SHORT EXERCISE -
From the listing below, extract every line in which the word "Area" appears.
====
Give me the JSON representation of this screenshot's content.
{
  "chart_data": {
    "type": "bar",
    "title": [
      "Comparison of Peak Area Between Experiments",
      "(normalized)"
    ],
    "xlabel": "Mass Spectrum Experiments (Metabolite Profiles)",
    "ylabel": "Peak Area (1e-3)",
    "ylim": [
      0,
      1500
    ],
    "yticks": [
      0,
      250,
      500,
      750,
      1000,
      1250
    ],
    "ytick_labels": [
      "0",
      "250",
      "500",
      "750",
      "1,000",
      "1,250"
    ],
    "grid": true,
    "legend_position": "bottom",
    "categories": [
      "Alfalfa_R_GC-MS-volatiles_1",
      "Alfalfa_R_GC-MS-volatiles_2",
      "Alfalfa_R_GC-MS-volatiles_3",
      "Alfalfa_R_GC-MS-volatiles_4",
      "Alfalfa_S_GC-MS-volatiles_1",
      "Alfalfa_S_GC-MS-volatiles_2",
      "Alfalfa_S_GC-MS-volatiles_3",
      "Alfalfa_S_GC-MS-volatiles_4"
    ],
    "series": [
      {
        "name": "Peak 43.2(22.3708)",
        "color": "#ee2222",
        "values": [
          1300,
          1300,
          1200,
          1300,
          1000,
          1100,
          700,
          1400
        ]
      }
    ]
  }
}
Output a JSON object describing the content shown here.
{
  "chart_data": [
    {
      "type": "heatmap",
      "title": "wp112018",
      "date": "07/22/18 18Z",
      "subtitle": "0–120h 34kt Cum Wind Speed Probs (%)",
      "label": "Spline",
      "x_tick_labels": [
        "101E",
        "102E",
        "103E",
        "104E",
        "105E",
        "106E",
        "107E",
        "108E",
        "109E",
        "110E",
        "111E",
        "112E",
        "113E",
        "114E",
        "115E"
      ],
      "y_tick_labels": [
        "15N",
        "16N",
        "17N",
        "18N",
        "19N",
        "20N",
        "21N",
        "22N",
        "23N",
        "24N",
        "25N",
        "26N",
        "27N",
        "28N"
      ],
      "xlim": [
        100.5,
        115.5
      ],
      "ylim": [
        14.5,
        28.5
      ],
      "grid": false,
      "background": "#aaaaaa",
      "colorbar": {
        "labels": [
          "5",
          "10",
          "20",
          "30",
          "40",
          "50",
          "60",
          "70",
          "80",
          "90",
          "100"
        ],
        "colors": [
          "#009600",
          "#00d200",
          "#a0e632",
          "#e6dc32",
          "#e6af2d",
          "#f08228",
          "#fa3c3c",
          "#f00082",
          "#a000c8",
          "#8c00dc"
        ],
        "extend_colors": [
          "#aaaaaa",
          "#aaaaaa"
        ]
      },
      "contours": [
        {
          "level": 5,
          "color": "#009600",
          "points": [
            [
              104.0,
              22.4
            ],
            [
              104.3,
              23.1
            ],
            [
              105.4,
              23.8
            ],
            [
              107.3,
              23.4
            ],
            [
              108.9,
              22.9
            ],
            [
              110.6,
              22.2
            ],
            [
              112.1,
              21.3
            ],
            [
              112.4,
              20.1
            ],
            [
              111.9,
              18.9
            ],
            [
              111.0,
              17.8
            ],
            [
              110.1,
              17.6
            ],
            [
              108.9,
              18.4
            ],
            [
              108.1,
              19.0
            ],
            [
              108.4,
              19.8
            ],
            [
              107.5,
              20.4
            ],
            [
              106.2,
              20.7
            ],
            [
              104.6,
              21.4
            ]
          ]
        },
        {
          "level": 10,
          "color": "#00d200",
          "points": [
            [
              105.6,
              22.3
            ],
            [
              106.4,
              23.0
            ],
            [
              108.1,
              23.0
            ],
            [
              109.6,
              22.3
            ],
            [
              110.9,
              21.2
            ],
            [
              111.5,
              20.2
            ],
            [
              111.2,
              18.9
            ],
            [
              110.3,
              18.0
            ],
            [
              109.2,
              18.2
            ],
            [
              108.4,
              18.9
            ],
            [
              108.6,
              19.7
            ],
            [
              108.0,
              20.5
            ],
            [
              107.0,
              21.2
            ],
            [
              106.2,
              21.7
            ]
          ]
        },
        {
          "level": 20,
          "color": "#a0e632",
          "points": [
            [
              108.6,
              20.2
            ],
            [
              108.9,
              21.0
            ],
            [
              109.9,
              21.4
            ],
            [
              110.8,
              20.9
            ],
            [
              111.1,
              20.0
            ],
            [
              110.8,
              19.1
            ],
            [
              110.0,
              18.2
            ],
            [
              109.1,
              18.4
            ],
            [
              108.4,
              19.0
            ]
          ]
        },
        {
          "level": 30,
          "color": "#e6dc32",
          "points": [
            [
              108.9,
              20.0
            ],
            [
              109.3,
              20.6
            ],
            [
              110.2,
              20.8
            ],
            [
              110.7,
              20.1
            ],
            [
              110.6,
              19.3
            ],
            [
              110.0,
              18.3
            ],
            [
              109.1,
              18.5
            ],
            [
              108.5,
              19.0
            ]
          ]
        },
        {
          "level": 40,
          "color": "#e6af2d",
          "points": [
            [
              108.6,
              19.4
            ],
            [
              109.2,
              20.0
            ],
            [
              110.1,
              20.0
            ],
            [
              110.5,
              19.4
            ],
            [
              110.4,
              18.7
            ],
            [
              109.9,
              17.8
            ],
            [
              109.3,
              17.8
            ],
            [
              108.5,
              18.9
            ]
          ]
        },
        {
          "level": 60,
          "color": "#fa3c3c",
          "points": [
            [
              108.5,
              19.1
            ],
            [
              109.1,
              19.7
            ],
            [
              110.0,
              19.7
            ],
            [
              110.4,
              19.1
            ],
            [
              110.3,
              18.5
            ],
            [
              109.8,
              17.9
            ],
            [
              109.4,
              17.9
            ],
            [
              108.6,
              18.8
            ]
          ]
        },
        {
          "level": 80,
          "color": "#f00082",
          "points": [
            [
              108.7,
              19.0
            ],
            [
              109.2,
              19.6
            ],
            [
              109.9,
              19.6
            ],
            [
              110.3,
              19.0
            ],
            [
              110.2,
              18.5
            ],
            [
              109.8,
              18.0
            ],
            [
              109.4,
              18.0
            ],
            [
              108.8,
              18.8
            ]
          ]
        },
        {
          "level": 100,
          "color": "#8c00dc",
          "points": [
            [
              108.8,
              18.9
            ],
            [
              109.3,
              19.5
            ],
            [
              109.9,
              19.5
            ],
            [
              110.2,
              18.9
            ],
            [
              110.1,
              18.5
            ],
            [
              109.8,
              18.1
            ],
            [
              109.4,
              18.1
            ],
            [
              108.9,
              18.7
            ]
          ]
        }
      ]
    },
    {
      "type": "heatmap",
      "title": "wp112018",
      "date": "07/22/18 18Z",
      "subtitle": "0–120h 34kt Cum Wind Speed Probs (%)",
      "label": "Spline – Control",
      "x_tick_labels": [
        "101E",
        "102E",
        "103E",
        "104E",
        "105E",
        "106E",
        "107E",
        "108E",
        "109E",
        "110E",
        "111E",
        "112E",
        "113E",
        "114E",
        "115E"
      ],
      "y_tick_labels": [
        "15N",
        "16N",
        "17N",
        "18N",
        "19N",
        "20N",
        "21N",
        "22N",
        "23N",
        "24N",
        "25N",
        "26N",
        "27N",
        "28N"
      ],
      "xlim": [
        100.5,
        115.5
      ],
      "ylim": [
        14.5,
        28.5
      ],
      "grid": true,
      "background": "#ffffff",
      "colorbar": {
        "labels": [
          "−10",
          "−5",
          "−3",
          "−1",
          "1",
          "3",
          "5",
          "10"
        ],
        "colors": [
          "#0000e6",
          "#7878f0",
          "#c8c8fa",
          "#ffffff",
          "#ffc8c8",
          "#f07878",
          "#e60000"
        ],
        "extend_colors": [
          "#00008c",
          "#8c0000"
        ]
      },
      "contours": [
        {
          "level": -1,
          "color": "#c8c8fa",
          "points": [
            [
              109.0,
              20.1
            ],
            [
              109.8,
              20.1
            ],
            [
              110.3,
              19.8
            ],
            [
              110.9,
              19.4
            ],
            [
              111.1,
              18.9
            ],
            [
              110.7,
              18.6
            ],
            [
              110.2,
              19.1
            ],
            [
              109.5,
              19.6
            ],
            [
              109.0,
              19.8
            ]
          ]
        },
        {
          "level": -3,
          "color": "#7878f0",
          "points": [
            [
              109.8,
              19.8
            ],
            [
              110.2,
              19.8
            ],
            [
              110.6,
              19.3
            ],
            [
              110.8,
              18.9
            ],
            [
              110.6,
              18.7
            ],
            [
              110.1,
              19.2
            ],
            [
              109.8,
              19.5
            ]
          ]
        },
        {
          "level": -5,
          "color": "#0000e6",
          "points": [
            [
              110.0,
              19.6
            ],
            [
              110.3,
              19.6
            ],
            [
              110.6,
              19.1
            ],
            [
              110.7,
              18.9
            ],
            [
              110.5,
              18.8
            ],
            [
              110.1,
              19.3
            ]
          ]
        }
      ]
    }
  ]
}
====
ANSWER TO THE EXERCISE -
      "Comparison of Peak Area Between Experiments",
    "ylabel": "Peak Area (1e-3)",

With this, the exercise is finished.